**REQUIRED TASK:** Extract precisely the lines that run from the line containing "Serialize everything readable" to the end of the records below, with both ends included and pictures omitted.

[Extracts from a graphics dataset]

----

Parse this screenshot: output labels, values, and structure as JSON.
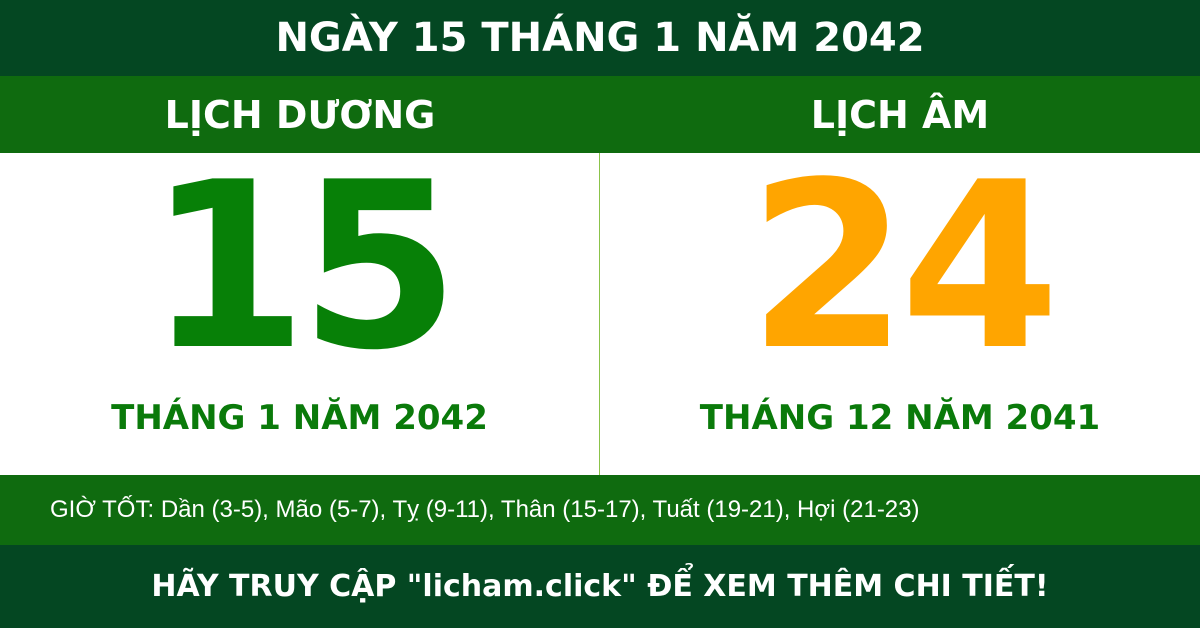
{
  "title": "NGÀY 15 THÁNG 1 NĂM 2042",
  "solar": {
    "label": "LỊCH DƯƠNG",
    "day": "15",
    "month_year": "THÁNG 1 NĂM 2042",
    "color": "#078007"
  },
  "lunar": {
    "label": "LỊCH ÂM",
    "day": "24",
    "month_year": "THÁNG 12 NĂM 2041",
    "color": "#ffa500"
  },
  "good_hours": "GIỜ TỐT: Dần (3-5), Mão (5-7), Tỵ (9-11), Thân (15-17), Tuất (19-21), Hợi (21-23)",
  "footer": "HÃY TRUY CẬP \"licham.click\" ĐỂ XEM THÊM CHI TIẾT!"
}
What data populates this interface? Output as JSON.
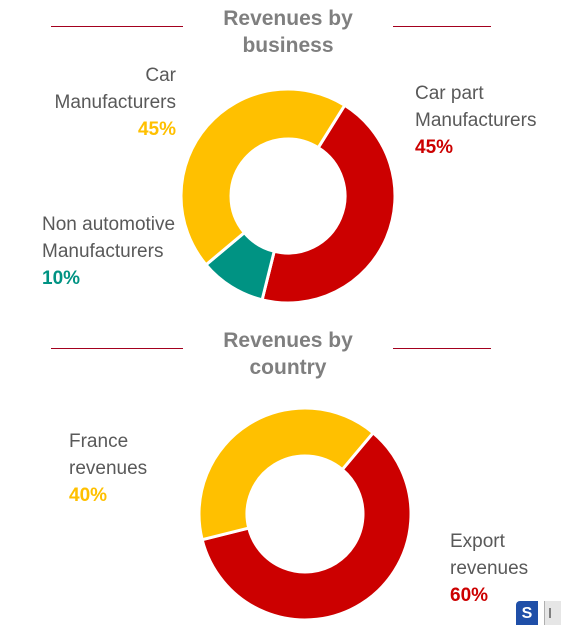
{
  "chart_data": [
    {
      "type": "pie",
      "title": "Revenues by business",
      "title_lines": [
        "Revenues by",
        "business"
      ],
      "slices": [
        {
          "label_lines": [
            "Car part",
            "Manufacturers"
          ],
          "value": 45,
          "value_label": "45%",
          "color": "#cc0000"
        },
        {
          "label_lines": [
            "Non automotive",
            "Manufacturers"
          ],
          "value": 10,
          "value_label": "10%",
          "color": "#009383"
        },
        {
          "label_lines": [
            "Car",
            "Manufacturers"
          ],
          "value": 45,
          "value_label": "45%",
          "color": "#ffc000"
        }
      ]
    },
    {
      "type": "pie",
      "title": "Revenues by country",
      "title_lines": [
        "Revenues by",
        "country"
      ],
      "slices": [
        {
          "label_lines": [
            "Export",
            "revenues"
          ],
          "value": 60,
          "value_label": "60%",
          "color": "#cc0000"
        },
        {
          "label_lines": [
            "France",
            "revenues"
          ],
          "value": 40,
          "value_label": "40%",
          "color": "#ffc000"
        }
      ]
    }
  ],
  "corner": {
    "s_label": "S"
  },
  "colors": {
    "title_rule": "#a3001e",
    "label_text": "#595959",
    "title_text": "#7f7f7f"
  }
}
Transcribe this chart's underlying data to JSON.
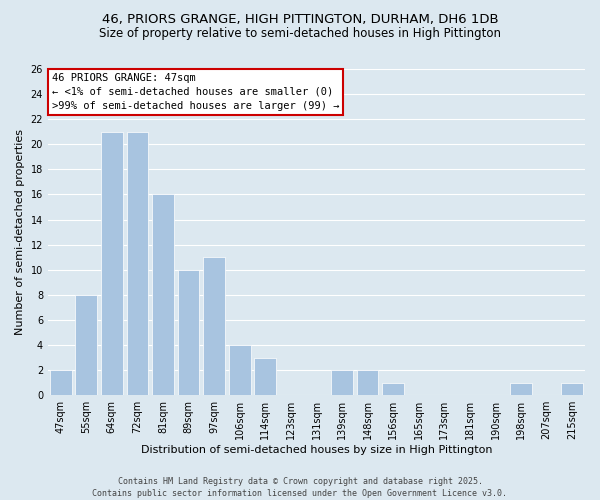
{
  "title": "46, PRIORS GRANGE, HIGH PITTINGTON, DURHAM, DH6 1DB",
  "subtitle": "Size of property relative to semi-detached houses in High Pittington",
  "xlabel": "Distribution of semi-detached houses by size in High Pittington",
  "ylabel": "Number of semi-detached properties",
  "categories": [
    "47sqm",
    "55sqm",
    "64sqm",
    "72sqm",
    "81sqm",
    "89sqm",
    "97sqm",
    "106sqm",
    "114sqm",
    "123sqm",
    "131sqm",
    "139sqm",
    "148sqm",
    "156sqm",
    "165sqm",
    "173sqm",
    "181sqm",
    "190sqm",
    "198sqm",
    "207sqm",
    "215sqm"
  ],
  "values": [
    2,
    8,
    21,
    21,
    16,
    10,
    11,
    4,
    3,
    0,
    0,
    2,
    2,
    1,
    0,
    0,
    0,
    0,
    1,
    0,
    1
  ],
  "bar_color": "#a8c4e0",
  "ylim": [
    0,
    26
  ],
  "yticks": [
    0,
    2,
    4,
    6,
    8,
    10,
    12,
    14,
    16,
    18,
    20,
    22,
    24,
    26
  ],
  "annotation_title": "46 PRIORS GRANGE: 47sqm",
  "annotation_line1": "← <1% of semi-detached houses are smaller (0)",
  "annotation_line2": ">99% of semi-detached houses are larger (99) →",
  "annotation_box_color": "#ffffff",
  "annotation_border_color": "#cc0000",
  "bg_color": "#dce8f0",
  "plot_bg_color": "#dce8f0",
  "footer_line1": "Contains HM Land Registry data © Crown copyright and database right 2025.",
  "footer_line2": "Contains public sector information licensed under the Open Government Licence v3.0.",
  "title_fontsize": 9.5,
  "subtitle_fontsize": 8.5,
  "xlabel_fontsize": 8,
  "ylabel_fontsize": 8,
  "tick_fontsize": 7,
  "annotation_fontsize": 7.5,
  "footer_fontsize": 6
}
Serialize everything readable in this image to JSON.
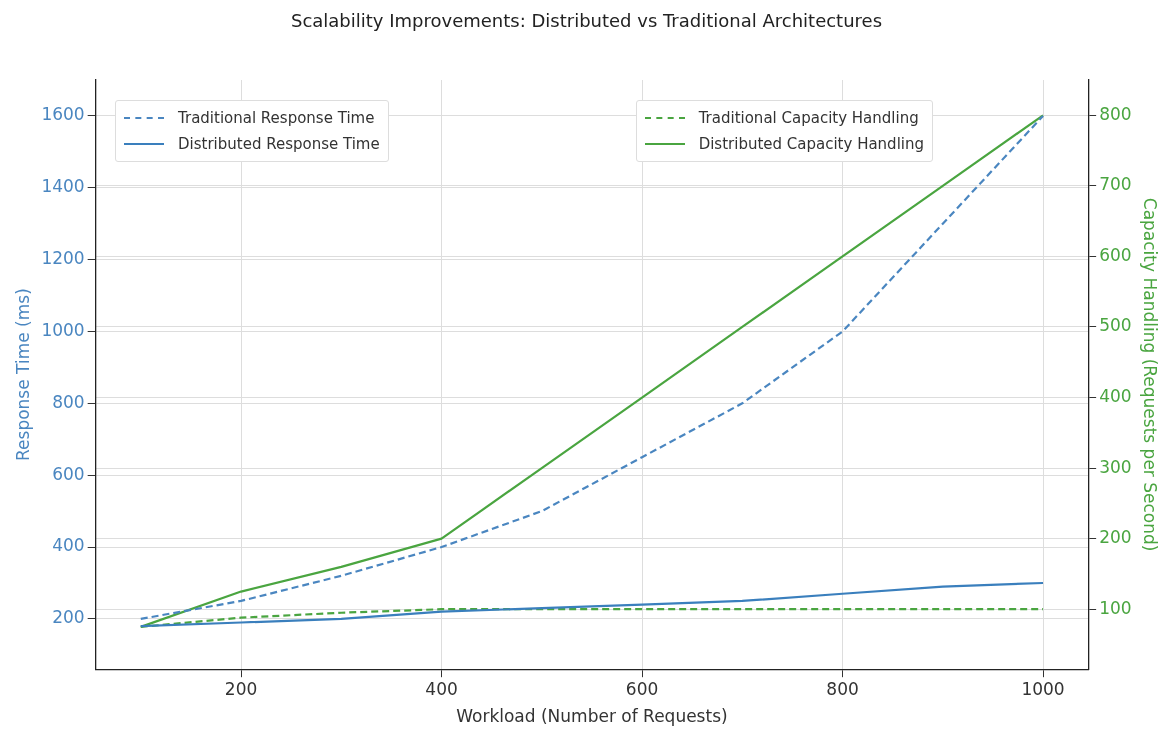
{
  "chart_data": {
    "type": "line",
    "title": "Scalability Improvements: Distributed vs Traditional Architectures",
    "xlabel": "Workload (Number of Requests)",
    "ylabel": "Response Time (ms)",
    "y2label": "Capacity Handling (Requests per Second)",
    "x": [
      100,
      200,
      300,
      400,
      500,
      600,
      700,
      800,
      900,
      1000
    ],
    "xlim": [
      55,
      1045
    ],
    "xticks": [
      200,
      400,
      600,
      800,
      1000
    ],
    "ylim": [
      60,
      1700
    ],
    "yticks": [
      200,
      400,
      600,
      800,
      1000,
      1200,
      1400,
      1600
    ],
    "y2lim": [
      15,
      850
    ],
    "y2ticks": [
      100,
      200,
      300,
      400,
      500,
      600,
      700,
      800
    ],
    "grid": true,
    "legend": "top",
    "marker": "none",
    "series": [
      {
        "name": "Traditional Response Time",
        "color": "#4a86c0",
        "line_style": "dashed",
        "values": [
          200,
          250,
          320,
          400,
          500,
          650,
          800,
          1000,
          1300,
          1600
        ]
      },
      {
        "name": "Distributed Response Time",
        "color": "#3a7fbd",
        "line_style": "solid",
        "values": [
          180,
          190,
          200,
          220,
          230,
          240,
          250,
          270,
          290,
          300
        ]
      },
      {
        "name": "Traditional Capacity Handling",
        "color": "#4aa540",
        "line_style": "dashed",
        "axis": "y2",
        "values": [
          75,
          88,
          95,
          100,
          100,
          100,
          100,
          100,
          100,
          100
        ]
      },
      {
        "name": "Distributed Capacity Handling",
        "color": "#4aa540",
        "line_style": "solid",
        "axis": "y2",
        "values": [
          75,
          125,
          160,
          200,
          300,
          400,
          500,
          600,
          700,
          800
        ]
      }
    ]
  }
}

----

**FINAL RESULT:**
Serialize everything readable in this image to JSON.
{
  "chart_data": {
    "type": "line",
    "title": "Scalability Improvements: Distributed vs Traditional Architectures",
    "xlabel": "Workload (Number of Requests)",
    "ylabel": "Response Time (ms)",
    "y2label": "Capacity Handling (Requests per Second)",
    "x": [
      100,
      200,
      300,
      400,
      500,
      600,
      700,
      800,
      900,
      1000
    ],
    "xlim": [
      55,
      1045
    ],
    "xticks": [
      200,
      400,
      600,
      800,
      1000
    ],
    "ylim": [
      60,
      1700
    ],
    "yticks": [
      200,
      400,
      600,
      800,
      1000,
      1200,
      1400,
      1600
    ],
    "y2lim": [
      15,
      850
    ],
    "y2ticks": [
      100,
      200,
      300,
      400,
      500,
      600,
      700,
      800
    ],
    "grid": true,
    "legend": "top",
    "marker": "none",
    "series": [
      {
        "name": "Traditional Response Time",
        "color": "#4a86c0",
        "line_style": "dashed",
        "values": [
          200,
          250,
          320,
          400,
          500,
          650,
          800,
          1000,
          1300,
          1600
        ]
      },
      {
        "name": "Distributed Response Time",
        "color": "#3a7fbd",
        "line_style": "solid",
        "values": [
          180,
          190,
          200,
          220,
          230,
          240,
          250,
          270,
          290,
          300
        ]
      },
      {
        "name": "Traditional Capacity Handling",
        "color": "#4aa540",
        "line_style": "dashed",
        "axis": "y2",
        "values": [
          75,
          88,
          95,
          100,
          100,
          100,
          100,
          100,
          100,
          100
        ]
      },
      {
        "name": "Distributed Capacity Handling",
        "color": "#4aa540",
        "line_style": "solid",
        "axis": "y2",
        "values": [
          75,
          125,
          160,
          200,
          300,
          400,
          500,
          600,
          700,
          800
        ]
      }
    ]
  }
}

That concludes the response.